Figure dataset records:
** start **
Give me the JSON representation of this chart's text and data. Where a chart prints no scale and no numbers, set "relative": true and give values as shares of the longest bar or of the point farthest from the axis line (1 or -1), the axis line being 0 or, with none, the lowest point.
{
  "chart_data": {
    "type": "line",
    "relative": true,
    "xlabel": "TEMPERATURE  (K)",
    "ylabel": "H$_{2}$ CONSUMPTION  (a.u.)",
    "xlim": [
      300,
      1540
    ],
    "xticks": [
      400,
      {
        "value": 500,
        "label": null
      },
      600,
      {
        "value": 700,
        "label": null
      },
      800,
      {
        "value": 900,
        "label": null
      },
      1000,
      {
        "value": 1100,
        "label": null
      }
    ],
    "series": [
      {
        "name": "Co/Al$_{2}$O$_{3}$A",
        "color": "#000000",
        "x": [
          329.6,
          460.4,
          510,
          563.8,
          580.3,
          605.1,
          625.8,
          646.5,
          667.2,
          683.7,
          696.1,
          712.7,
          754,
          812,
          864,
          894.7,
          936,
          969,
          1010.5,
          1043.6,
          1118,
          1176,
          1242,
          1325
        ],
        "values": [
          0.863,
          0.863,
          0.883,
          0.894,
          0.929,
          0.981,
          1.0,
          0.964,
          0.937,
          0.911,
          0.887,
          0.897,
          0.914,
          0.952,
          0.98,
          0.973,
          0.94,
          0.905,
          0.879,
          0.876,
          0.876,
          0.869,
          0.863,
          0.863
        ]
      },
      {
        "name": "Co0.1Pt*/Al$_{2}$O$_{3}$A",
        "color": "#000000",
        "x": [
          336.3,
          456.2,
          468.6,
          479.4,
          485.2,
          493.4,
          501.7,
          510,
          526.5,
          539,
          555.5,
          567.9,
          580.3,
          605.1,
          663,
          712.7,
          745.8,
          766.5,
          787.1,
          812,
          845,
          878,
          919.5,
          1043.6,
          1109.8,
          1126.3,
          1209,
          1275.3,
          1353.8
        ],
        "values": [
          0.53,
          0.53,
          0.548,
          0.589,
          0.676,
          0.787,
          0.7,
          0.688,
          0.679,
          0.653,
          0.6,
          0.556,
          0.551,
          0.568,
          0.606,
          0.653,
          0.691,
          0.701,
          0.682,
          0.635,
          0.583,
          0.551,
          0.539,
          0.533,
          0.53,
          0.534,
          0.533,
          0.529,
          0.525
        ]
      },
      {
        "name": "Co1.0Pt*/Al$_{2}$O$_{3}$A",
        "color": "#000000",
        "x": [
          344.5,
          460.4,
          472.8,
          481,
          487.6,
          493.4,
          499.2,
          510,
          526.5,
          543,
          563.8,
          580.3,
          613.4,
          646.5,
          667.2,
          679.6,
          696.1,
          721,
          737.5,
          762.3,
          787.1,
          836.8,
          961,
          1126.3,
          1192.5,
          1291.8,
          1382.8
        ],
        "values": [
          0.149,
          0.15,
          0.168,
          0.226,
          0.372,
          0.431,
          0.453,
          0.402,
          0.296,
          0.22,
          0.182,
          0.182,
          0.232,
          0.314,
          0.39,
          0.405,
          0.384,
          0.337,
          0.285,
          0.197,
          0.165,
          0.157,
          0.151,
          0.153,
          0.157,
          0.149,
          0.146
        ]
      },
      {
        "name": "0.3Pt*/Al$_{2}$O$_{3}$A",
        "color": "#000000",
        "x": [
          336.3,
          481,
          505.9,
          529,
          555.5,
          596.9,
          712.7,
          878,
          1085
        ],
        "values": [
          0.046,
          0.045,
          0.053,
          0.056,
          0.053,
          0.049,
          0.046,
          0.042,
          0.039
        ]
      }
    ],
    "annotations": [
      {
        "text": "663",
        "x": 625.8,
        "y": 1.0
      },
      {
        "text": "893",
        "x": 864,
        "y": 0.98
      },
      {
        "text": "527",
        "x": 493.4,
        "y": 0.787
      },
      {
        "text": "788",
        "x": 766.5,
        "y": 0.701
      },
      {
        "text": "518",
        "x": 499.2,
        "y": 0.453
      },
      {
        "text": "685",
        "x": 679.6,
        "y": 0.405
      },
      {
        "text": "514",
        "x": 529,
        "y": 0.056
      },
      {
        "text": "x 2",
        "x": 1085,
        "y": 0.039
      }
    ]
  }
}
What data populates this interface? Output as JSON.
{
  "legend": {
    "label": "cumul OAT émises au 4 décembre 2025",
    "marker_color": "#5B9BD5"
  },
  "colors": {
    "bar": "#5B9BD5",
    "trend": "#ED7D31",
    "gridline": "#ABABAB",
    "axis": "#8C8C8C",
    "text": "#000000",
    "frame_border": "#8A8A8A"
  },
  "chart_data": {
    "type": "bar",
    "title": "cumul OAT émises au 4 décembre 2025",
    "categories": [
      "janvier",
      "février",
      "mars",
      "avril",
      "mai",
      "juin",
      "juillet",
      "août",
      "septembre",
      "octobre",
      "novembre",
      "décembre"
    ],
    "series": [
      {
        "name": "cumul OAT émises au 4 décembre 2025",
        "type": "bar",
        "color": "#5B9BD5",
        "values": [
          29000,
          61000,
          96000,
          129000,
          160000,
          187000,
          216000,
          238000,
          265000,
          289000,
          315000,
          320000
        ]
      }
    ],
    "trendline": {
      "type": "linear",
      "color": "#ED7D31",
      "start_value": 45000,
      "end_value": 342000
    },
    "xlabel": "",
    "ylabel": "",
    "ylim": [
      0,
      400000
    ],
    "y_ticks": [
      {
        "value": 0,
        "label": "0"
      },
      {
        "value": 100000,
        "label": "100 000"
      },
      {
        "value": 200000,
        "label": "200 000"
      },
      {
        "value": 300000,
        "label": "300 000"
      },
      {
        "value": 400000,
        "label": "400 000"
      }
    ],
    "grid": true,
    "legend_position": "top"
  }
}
** end **
**OBJECTIVE:** Output every entry shown above, exactly.

**WRITTEN REPLY:**
Give me the JSON representation of this chart's text and data. Where a chart prints no scale and no numbers, set "relative": true and give values as shares of the longest bar or of the point farthest from the axis line (1 or -1), the axis line being 0 or, with none, the lowest point.
{
  "chart_data": {
    "type": "line",
    "relative": true,
    "xlabel": "TEMPERATURE  (K)",
    "ylabel": "H$_{2}$ CONSUMPTION  (a.u.)",
    "xlim": [
      300,
      1540
    ],
    "xticks": [
      400,
      {
        "value": 500,
        "label": null
      },
      600,
      {
        "value": 700,
        "label": null
      },
      800,
      {
        "value": 900,
        "label": null
      },
      1000,
      {
        "value": 1100,
        "label": null
      }
    ],
    "series": [
      {
        "name": "Co/Al$_{2}$O$_{3}$A",
        "color": "#000000",
        "x": [
          329.6,
          460.4,
          510,
          563.8,
          580.3,
          605.1,
          625.8,
          646.5,
          667.2,
          683.7,
          696.1,
          712.7,
          754,
          812,
          864,
          894.7,
          936,
          969,
          1010.5,
          1043.6,
          1118,
          1176,
          1242,
          1325
        ],
        "values": [
          0.863,
          0.863,
          0.883,
          0.894,
          0.929,
          0.981,
          1.0,
          0.964,
          0.937,
          0.911,
          0.887,
          0.897,
          0.914,
          0.952,
          0.98,
          0.973,
          0.94,
          0.905,
          0.879,
          0.876,
          0.876,
          0.869,
          0.863,
          0.863
        ]
      },
      {
        "name": "Co0.1Pt*/Al$_{2}$O$_{3}$A",
        "color": "#000000",
        "x": [
          336.3,
          456.2,
          468.6,
          479.4,
          485.2,
          493.4,
          501.7,
          510,
          526.5,
          539,
          555.5,
          567.9,
          580.3,
          605.1,
          663,
          712.7,
          745.8,
          766.5,
          787.1,
          812,
          845,
          878,
          919.5,
          1043.6,
          1109.8,
          1126.3,
          1209,
          1275.3,
          1353.8
        ],
        "values": [
          0.53,
          0.53,
          0.548,
          0.589,
          0.676,
          0.787,
          0.7,
          0.688,
          0.679,
          0.653,
          0.6,
          0.556,
          0.551,
          0.568,
          0.606,
          0.653,
          0.691,
          0.701,
          0.682,
          0.635,
          0.583,
          0.551,
          0.539,
          0.533,
          0.53,
          0.534,
          0.533,
          0.529,
          0.525
        ]
      },
      {
        "name": "Co1.0Pt*/Al$_{2}$O$_{3}$A",
        "color": "#000000",
        "x": [
          344.5,
          460.4,
          472.8,
          481,
          487.6,
          493.4,
          499.2,
          510,
          526.5,
          543,
          563.8,
          580.3,
          613.4,
          646.5,
          667.2,
          679.6,
          696.1,
          721,
          737.5,
          762.3,
          787.1,
          836.8,
          961,
          1126.3,
          1192.5,
          1291.8,
          1382.8
        ],
        "values": [
          0.149,
          0.15,
          0.168,
          0.226,
          0.372,
          0.431,
          0.453,
          0.402,
          0.296,
          0.22,
          0.182,
          0.182,
          0.232,
          0.314,
          0.39,
          0.405,
          0.384,
          0.337,
          0.285,
          0.197,
          0.165,
          0.157,
          0.151,
          0.153,
          0.157,
          0.149,
          0.146
        ]
      },
      {
        "name": "0.3Pt*/Al$_{2}$O$_{3}$A",
        "color": "#000000",
        "x": [
          336.3,
          481,
          505.9,
          529,
          555.5,
          596.9,
          712.7,
          878,
          1085
        ],
        "values": [
          0.046,
          0.045,
          0.053,
          0.056,
          0.053,
          0.049,
          0.046,
          0.042,
          0.039
        ]
      }
    ],
    "annotations": [
      {
        "text": "663",
        "x": 625.8,
        "y": 1.0
      },
      {
        "text": "893",
        "x": 864,
        "y": 0.98
      },
      {
        "text": "527",
        "x": 493.4,
        "y": 0.787
      },
      {
        "text": "788",
        "x": 766.5,
        "y": 0.701
      },
      {
        "text": "518",
        "x": 499.2,
        "y": 0.453
      },
      {
        "text": "685",
        "x": 679.6,
        "y": 0.405
      },
      {
        "text": "514",
        "x": 529,
        "y": 0.056
      },
      {
        "text": "x 2",
        "x": 1085,
        "y": 0.039
      }
    ]
  }
}
What data populates this interface? Output as JSON.
{
  "legend": {
    "label": "cumul OAT émises au 4 décembre 2025",
    "marker_color": "#5B9BD5"
  },
  "colors": {
    "bar": "#5B9BD5",
    "trend": "#ED7D31",
    "gridline": "#ABABAB",
    "axis": "#8C8C8C",
    "text": "#000000",
    "frame_border": "#8A8A8A"
  },
  "chart_data": {
    "type": "bar",
    "title": "cumul OAT émises au 4 décembre 2025",
    "categories": [
      "janvier",
      "février",
      "mars",
      "avril",
      "mai",
      "juin",
      "juillet",
      "août",
      "septembre",
      "octobre",
      "novembre",
      "décembre"
    ],
    "series": [
      {
        "name": "cumul OAT émises au 4 décembre 2025",
        "type": "bar",
        "color": "#5B9BD5",
        "values": [
          29000,
          61000,
          96000,
          129000,
          160000,
          187000,
          216000,
          238000,
          265000,
          289000,
          315000,
          320000
        ]
      }
    ],
    "trendline": {
      "type": "linear",
      "color": "#ED7D31",
      "start_value": 45000,
      "end_value": 342000
    },
    "xlabel": "",
    "ylabel": "",
    "ylim": [
      0,
      400000
    ],
    "y_ticks": [
      {
        "value": 0,
        "label": "0"
      },
      {
        "value": 100000,
        "label": "100 000"
      },
      {
        "value": 200000,
        "label": "200 000"
      },
      {
        "value": 300000,
        "label": "300 000"
      },
      {
        "value": 400000,
        "label": "400 000"
      }
    ],
    "grid": true,
    "legend_position": "top"
  }
}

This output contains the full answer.